REQUIRED TASK: Here is a listing, set out below; repeat its lines from the one with "Parse this chart and return its data as JSON." to the last, both included, and leave out the pictures.

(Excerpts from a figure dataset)
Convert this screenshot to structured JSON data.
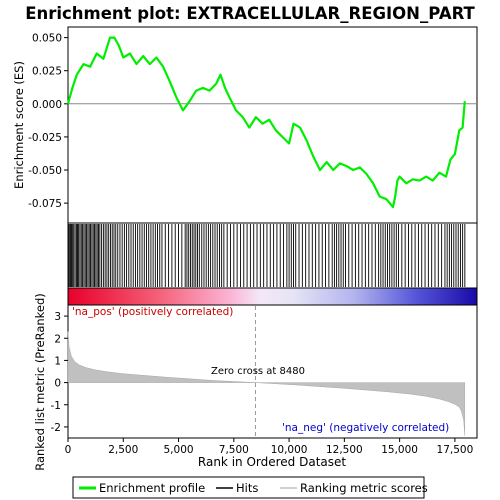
{
  "chart_data": {
    "type": "line",
    "title": "Enrichment plot: EXTRACELLULAR_REGION_PART",
    "top_panel": {
      "ylabel": "Enrichment score (ES)",
      "ylim": [
        -0.09,
        0.058
      ],
      "yticks": [
        0.05,
        0.025,
        0.0,
        -0.025,
        -0.05,
        -0.075
      ],
      "ytick_labels": [
        "0.050",
        "0.025",
        "0.000",
        "-0.025",
        "-0.050",
        "-0.075"
      ],
      "series": [
        {
          "name": "Enrichment profile",
          "color": "#00ee00",
          "x": [
            0,
            200,
            400,
            700,
            1000,
            1300,
            1600,
            1900,
            2100,
            2300,
            2500,
            2800,
            3100,
            3400,
            3700,
            4000,
            4300,
            4600,
            4900,
            5200,
            5500,
            5800,
            6100,
            6400,
            6700,
            6900,
            7100,
            7300,
            7600,
            7900,
            8200,
            8500,
            8800,
            9100,
            9400,
            9700,
            10000,
            10200,
            10500,
            10800,
            11100,
            11400,
            11700,
            12000,
            12300,
            12600,
            12900,
            13200,
            13500,
            13800,
            14100,
            14400,
            14700,
            14800,
            14900,
            15000,
            15300,
            15600,
            15900,
            16200,
            16500,
            16800,
            17100,
            17300,
            17500,
            17700,
            17850,
            17950
          ],
          "y": [
            0.0,
            0.012,
            0.022,
            0.03,
            0.028,
            0.038,
            0.034,
            0.05,
            0.05,
            0.044,
            0.035,
            0.038,
            0.03,
            0.036,
            0.03,
            0.035,
            0.028,
            0.017,
            0.005,
            -0.005,
            0.002,
            0.01,
            0.012,
            0.01,
            0.015,
            0.022,
            0.012,
            0.005,
            -0.005,
            -0.01,
            -0.018,
            -0.01,
            -0.015,
            -0.012,
            -0.02,
            -0.025,
            -0.03,
            -0.015,
            -0.018,
            -0.028,
            -0.04,
            -0.05,
            -0.044,
            -0.05,
            -0.045,
            -0.047,
            -0.05,
            -0.048,
            -0.053,
            -0.06,
            -0.07,
            -0.072,
            -0.078,
            -0.07,
            -0.058,
            -0.055,
            -0.06,
            -0.057,
            -0.058,
            -0.055,
            -0.058,
            -0.052,
            -0.055,
            -0.042,
            -0.038,
            -0.02,
            -0.018,
            0.002
          ]
        }
      ]
    },
    "hits_panel": {
      "legend_label": "Hits",
      "hit_ranks": [
        20,
        60,
        110,
        160,
        210,
        260,
        320,
        380,
        430,
        480,
        540,
        600,
        660,
        720,
        780,
        840,
        900,
        960,
        1020,
        1080,
        1140,
        1200,
        1260,
        1320,
        1380,
        1440,
        1520,
        1600,
        1680,
        1760,
        1840,
        1920,
        2000,
        2080,
        2160,
        2250,
        2350,
        2450,
        2550,
        2650,
        2750,
        2850,
        2950,
        3050,
        3150,
        3250,
        3350,
        3450,
        3550,
        3650,
        3750,
        3850,
        3950,
        4050,
        4150,
        4250,
        4400,
        4550,
        4700,
        4850,
        5000,
        5150,
        5300,
        5380,
        5460,
        5540,
        5620,
        5700,
        5780,
        5860,
        5940,
        6050,
        6150,
        6250,
        6350,
        6450,
        6550,
        6650,
        6750,
        6850,
        6950,
        7050,
        7200,
        7350,
        7500,
        7650,
        7800,
        7950,
        8100,
        8250,
        8400,
        8550,
        8700,
        8850,
        9000,
        9150,
        9300,
        9450,
        9600,
        9750,
        9900,
        10000,
        10100,
        10200,
        10300,
        10450,
        10600,
        10750,
        10900,
        11050,
        11200,
        11350,
        11500,
        11650,
        11800,
        11950,
        12050,
        12150,
        12250,
        12350,
        12450,
        12550,
        12700,
        12850,
        13000,
        13150,
        13300,
        13450,
        13600,
        13750,
        13900,
        14050,
        14150,
        14250,
        14350,
        14450,
        14550,
        14650,
        14750,
        14850,
        14950,
        15100,
        15250,
        15400,
        15550,
        15700,
        15850,
        16000,
        16150,
        16300,
        16450,
        16600,
        16750,
        16900,
        17050,
        17150,
        17250,
        17350,
        17450,
        17550,
        17650,
        17750,
        17850,
        17950
      ]
    },
    "ranking_panel": {
      "ylabel": "Ranked list metric (PreRanked)",
      "xlabel": "Rank in Ordered Dataset",
      "ylim": [
        -2.5,
        3.5
      ],
      "yticks": [
        3,
        2,
        1,
        0,
        -1,
        -2
      ],
      "xlim": [
        0,
        18500
      ],
      "xticks": [
        0,
        2500,
        5000,
        7500,
        10000,
        12500,
        15000,
        17500
      ],
      "xtick_labels": [
        "0",
        "2,500",
        "5,000",
        "7,500",
        "10,000",
        "12,500",
        "15,000",
        "17,500"
      ],
      "zero_cross_label": "Zero cross at 8480",
      "zero_cross_x": 8480,
      "pos_label": "'na_pos' (positively correlated)",
      "neg_label": "'na_neg' (negatively correlated)",
      "metric_x": [
        0,
        50,
        150,
        300,
        500,
        800,
        1200,
        1800,
        2500,
        3500,
        4500,
        5500,
        6500,
        7500,
        8480,
        9500,
        10500,
        11500,
        12500,
        13500,
        14500,
        15500,
        16200,
        16800,
        17200,
        17500,
        17700,
        17800,
        17900,
        17950
      ],
      "metric_y": [
        2.3,
        1.6,
        1.2,
        0.95,
        0.8,
        0.68,
        0.58,
        0.48,
        0.4,
        0.32,
        0.24,
        0.17,
        0.1,
        0.05,
        0.0,
        -0.06,
        -0.12,
        -0.19,
        -0.26,
        -0.34,
        -0.42,
        -0.52,
        -0.62,
        -0.74,
        -0.86,
        -0.98,
        -1.1,
        -1.3,
        -1.7,
        -2.4
      ]
    },
    "legend": {
      "entries": [
        {
          "label": "Enrichment profile",
          "color": "#00ee00"
        },
        {
          "label": "Hits",
          "color": "#000000"
        },
        {
          "label": "Ranking metric scores",
          "color": "#c0c0c0"
        }
      ]
    }
  }
}
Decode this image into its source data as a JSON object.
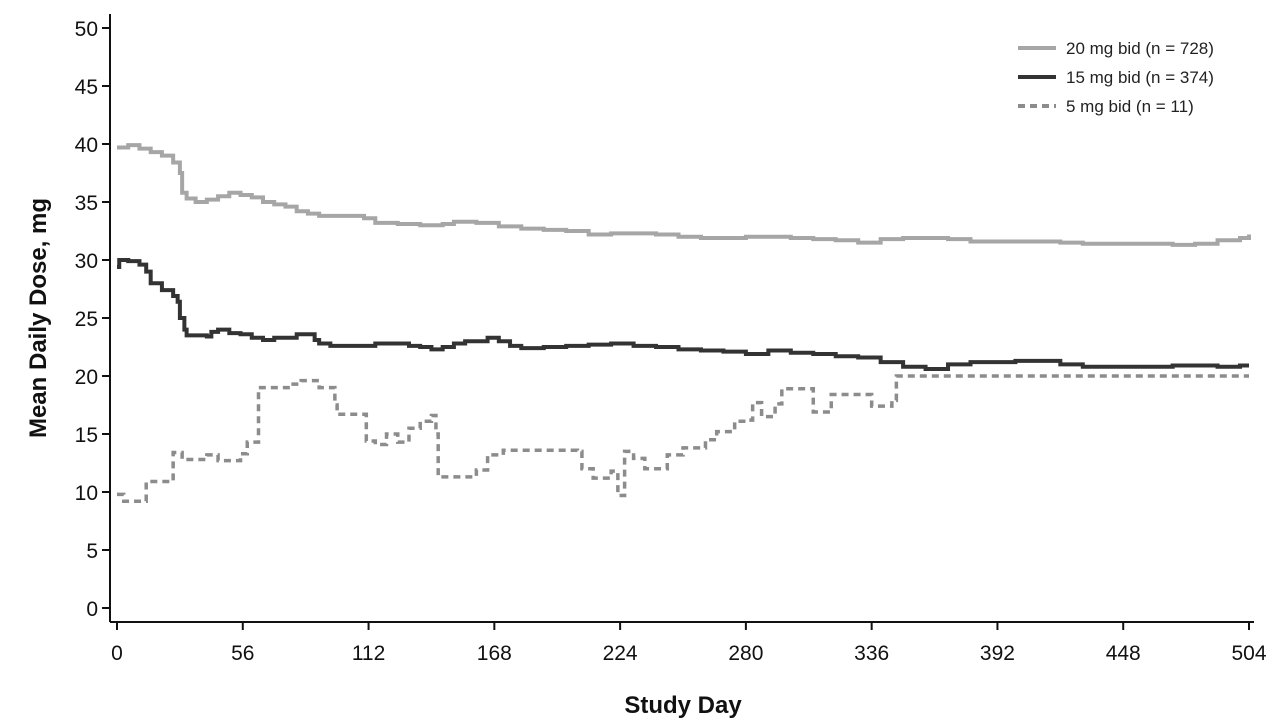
{
  "chart_data": {
    "type": "line",
    "title": "",
    "xlabel": "Study Day",
    "ylabel": "Mean Daily Dose, mg",
    "xlim": [
      0,
      504
    ],
    "ylim": [
      0,
      50
    ],
    "xticks": [
      0,
      56,
      112,
      168,
      224,
      280,
      336,
      392,
      448,
      504
    ],
    "yticks": [
      0,
      5,
      10,
      15,
      20,
      25,
      30,
      35,
      40,
      45,
      50
    ],
    "grid": false,
    "legend_position": "top-right",
    "series": [
      {
        "name": "20 mg bid (n = 728)",
        "color": "#a6a6a6",
        "style": "solid",
        "step": true,
        "points": [
          [
            0,
            39.7
          ],
          [
            5,
            39.9
          ],
          [
            10,
            39.6
          ],
          [
            15,
            39.3
          ],
          [
            20,
            39.0
          ],
          [
            25,
            38.4
          ],
          [
            28,
            37.5
          ],
          [
            29,
            35.8
          ],
          [
            31,
            35.3
          ],
          [
            35,
            35.0
          ],
          [
            40,
            35.2
          ],
          [
            45,
            35.5
          ],
          [
            50,
            35.8
          ],
          [
            55,
            35.6
          ],
          [
            60,
            35.4
          ],
          [
            65,
            35.0
          ],
          [
            70,
            34.8
          ],
          [
            75,
            34.6
          ],
          [
            80,
            34.2
          ],
          [
            85,
            34.0
          ],
          [
            90,
            33.8
          ],
          [
            100,
            33.8
          ],
          [
            110,
            33.6
          ],
          [
            115,
            33.2
          ],
          [
            125,
            33.1
          ],
          [
            135,
            33.0
          ],
          [
            145,
            33.1
          ],
          [
            150,
            33.3
          ],
          [
            160,
            33.2
          ],
          [
            170,
            32.9
          ],
          [
            180,
            32.7
          ],
          [
            190,
            32.6
          ],
          [
            200,
            32.5
          ],
          [
            210,
            32.2
          ],
          [
            220,
            32.3
          ],
          [
            230,
            32.3
          ],
          [
            240,
            32.2
          ],
          [
            250,
            32.0
          ],
          [
            260,
            31.9
          ],
          [
            270,
            31.9
          ],
          [
            280,
            32.0
          ],
          [
            290,
            32.0
          ],
          [
            300,
            31.9
          ],
          [
            310,
            31.8
          ],
          [
            320,
            31.7
          ],
          [
            330,
            31.5
          ],
          [
            340,
            31.8
          ],
          [
            350,
            31.9
          ],
          [
            360,
            31.9
          ],
          [
            370,
            31.8
          ],
          [
            380,
            31.6
          ],
          [
            390,
            31.6
          ],
          [
            400,
            31.6
          ],
          [
            410,
            31.6
          ],
          [
            420,
            31.5
          ],
          [
            430,
            31.4
          ],
          [
            440,
            31.4
          ],
          [
            450,
            31.4
          ],
          [
            460,
            31.4
          ],
          [
            470,
            31.3
          ],
          [
            480,
            31.4
          ],
          [
            490,
            31.7
          ],
          [
            500,
            31.9
          ],
          [
            504,
            32.2
          ]
        ]
      },
      {
        "name": "15 mg bid (n = 374)",
        "color": "#333333",
        "style": "solid",
        "step": true,
        "points": [
          [
            0,
            29.4
          ],
          [
            1,
            30.0
          ],
          [
            5,
            29.9
          ],
          [
            10,
            29.6
          ],
          [
            13,
            29.0
          ],
          [
            15,
            28.0
          ],
          [
            20,
            27.4
          ],
          [
            25,
            26.9
          ],
          [
            27,
            26.4
          ],
          [
            28,
            25.0
          ],
          [
            30,
            24.0
          ],
          [
            31,
            23.5
          ],
          [
            40,
            23.4
          ],
          [
            42,
            23.8
          ],
          [
            45,
            24.0
          ],
          [
            50,
            23.7
          ],
          [
            55,
            23.6
          ],
          [
            60,
            23.3
          ],
          [
            65,
            23.1
          ],
          [
            70,
            23.3
          ],
          [
            75,
            23.3
          ],
          [
            80,
            23.6
          ],
          [
            85,
            23.6
          ],
          [
            88,
            23.1
          ],
          [
            90,
            22.8
          ],
          [
            95,
            22.6
          ],
          [
            110,
            22.6
          ],
          [
            115,
            22.8
          ],
          [
            130,
            22.6
          ],
          [
            135,
            22.5
          ],
          [
            140,
            22.3
          ],
          [
            145,
            22.5
          ],
          [
            150,
            22.8
          ],
          [
            155,
            23.0
          ],
          [
            160,
            23.0
          ],
          [
            165,
            23.3
          ],
          [
            170,
            23.0
          ],
          [
            175,
            22.6
          ],
          [
            180,
            22.4
          ],
          [
            190,
            22.5
          ],
          [
            200,
            22.6
          ],
          [
            210,
            22.7
          ],
          [
            220,
            22.8
          ],
          [
            230,
            22.6
          ],
          [
            240,
            22.5
          ],
          [
            250,
            22.3
          ],
          [
            260,
            22.2
          ],
          [
            270,
            22.1
          ],
          [
            280,
            21.9
          ],
          [
            290,
            22.2
          ],
          [
            300,
            22.0
          ],
          [
            310,
            21.9
          ],
          [
            320,
            21.7
          ],
          [
            330,
            21.6
          ],
          [
            340,
            21.2
          ],
          [
            350,
            20.8
          ],
          [
            360,
            20.6
          ],
          [
            365,
            20.6
          ],
          [
            370,
            21.0
          ],
          [
            380,
            21.2
          ],
          [
            390,
            21.2
          ],
          [
            400,
            21.3
          ],
          [
            410,
            21.3
          ],
          [
            420,
            21.0
          ],
          [
            430,
            20.8
          ],
          [
            440,
            20.8
          ],
          [
            450,
            20.8
          ],
          [
            460,
            20.8
          ],
          [
            470,
            20.9
          ],
          [
            480,
            20.9
          ],
          [
            490,
            20.8
          ],
          [
            500,
            20.9
          ],
          [
            504,
            20.9
          ]
        ]
      },
      {
        "name": "5 mg bid (n = 11)",
        "color": "#8c8c8c",
        "style": "dashed",
        "step": true,
        "points": [
          [
            0,
            9.8
          ],
          [
            3,
            9.2
          ],
          [
            13,
            10.9
          ],
          [
            25,
            13.4
          ],
          [
            29,
            12.8
          ],
          [
            40,
            13.2
          ],
          [
            45,
            12.7
          ],
          [
            55,
            13.3
          ],
          [
            58,
            14.3
          ],
          [
            63,
            19.0
          ],
          [
            77,
            19.3
          ],
          [
            82,
            19.6
          ],
          [
            90,
            19.0
          ],
          [
            97,
            17.5
          ],
          [
            98,
            16.7
          ],
          [
            107,
            16.7
          ],
          [
            111,
            14.4
          ],
          [
            115,
            14.1
          ],
          [
            120,
            15.0
          ],
          [
            125,
            14.3
          ],
          [
            130,
            15.5
          ],
          [
            135,
            16.1
          ],
          [
            140,
            16.6
          ],
          [
            142,
            15.0
          ],
          [
            143,
            11.3
          ],
          [
            160,
            11.9
          ],
          [
            165,
            13.2
          ],
          [
            172,
            13.6
          ],
          [
            180,
            13.6
          ],
          [
            200,
            13.6
          ],
          [
            205,
            13.5
          ],
          [
            207,
            12.0
          ],
          [
            212,
            11.2
          ],
          [
            220,
            11.8
          ],
          [
            223,
            9.7
          ],
          [
            226,
            13.5
          ],
          [
            230,
            12.9
          ],
          [
            235,
            12.0
          ],
          [
            245,
            13.2
          ],
          [
            252,
            13.8
          ],
          [
            262,
            14.5
          ],
          [
            267,
            15.2
          ],
          [
            275,
            16.1
          ],
          [
            280,
            16.2
          ],
          [
            283,
            17.7
          ],
          [
            287,
            16.5
          ],
          [
            293,
            17.6
          ],
          [
            296,
            18.9
          ],
          [
            310,
            16.9
          ],
          [
            318,
            18.4
          ],
          [
            323,
            18.4
          ],
          [
            336,
            17.4
          ],
          [
            345,
            17.9
          ],
          [
            347,
            20.0
          ],
          [
            355,
            20.0
          ],
          [
            504,
            20.0
          ]
        ]
      }
    ]
  }
}
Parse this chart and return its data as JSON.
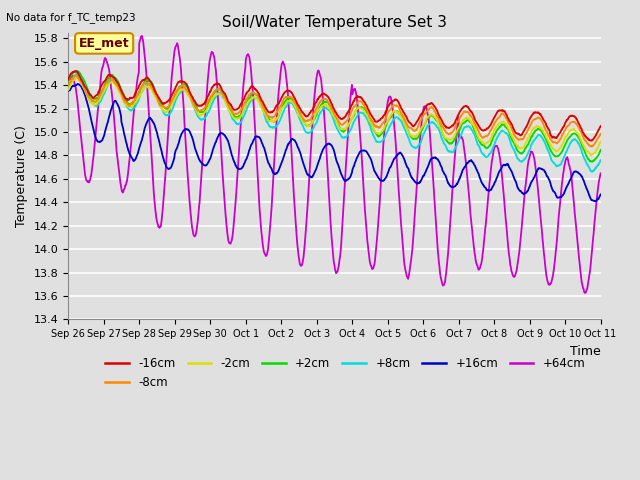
{
  "title": "Soil/Water Temperature Set 3",
  "subtitle": "No data for f_TC_temp23",
  "xlabel": "Time",
  "ylabel": "Temperature (C)",
  "ylim": [
    13.4,
    15.85
  ],
  "yticks": [
    13.4,
    13.6,
    13.8,
    14.0,
    14.2,
    14.4,
    14.6,
    14.8,
    15.0,
    15.2,
    15.4,
    15.6,
    15.8
  ],
  "bg_color": "#e0e0e0",
  "plot_bg_color": "#e0e0e0",
  "grid_color": "white",
  "series_colors": {
    "-16cm": "#dd0000",
    "-8cm": "#ff8800",
    "-2cm": "#dddd00",
    "+2cm": "#00dd00",
    "+8cm": "#00dddd",
    "+16cm": "#0000cc",
    "+64cm": "#cc00cc"
  },
  "legend_label": "EE_met",
  "xtick_labels": [
    "Sep 26",
    "Sep 27",
    "Sep 28",
    "Sep 29",
    "Sep 30",
    "Oct 1",
    "Oct 2",
    "Oct 3",
    "Oct 4",
    "Oct 5",
    "Oct 6",
    "Oct 7",
    "Oct 8",
    "Oct 9",
    "Oct 10",
    "Oct 11"
  ],
  "num_points": 1440
}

RESULT:
Parse this chart and return its data as JSON.
{
  "title": "Soil/Water Temperature Set 3",
  "subtitle": "No data for f_TC_temp23",
  "xlabel": "Time",
  "ylabel": "Temperature (C)",
  "ylim": [
    13.4,
    15.85
  ],
  "yticks": [
    13.4,
    13.6,
    13.8,
    14.0,
    14.2,
    14.4,
    14.6,
    14.8,
    15.0,
    15.2,
    15.4,
    15.6,
    15.8
  ],
  "bg_color": "#e0e0e0",
  "plot_bg_color": "#e0e0e0",
  "grid_color": "white",
  "series_colors": {
    "-16cm": "#dd0000",
    "-8cm": "#ff8800",
    "-2cm": "#dddd00",
    "+2cm": "#00dd00",
    "+8cm": "#00dddd",
    "+16cm": "#0000cc",
    "+64cm": "#cc00cc"
  },
  "legend_label": "EE_met",
  "xtick_labels": [
    "Sep 26",
    "Sep 27",
    "Sep 28",
    "Sep 29",
    "Sep 30",
    "Oct 1",
    "Oct 2",
    "Oct 3",
    "Oct 4",
    "Oct 5",
    "Oct 6",
    "Oct 7",
    "Oct 8",
    "Oct 9",
    "Oct 10",
    "Oct 11"
  ],
  "num_points": 1440
}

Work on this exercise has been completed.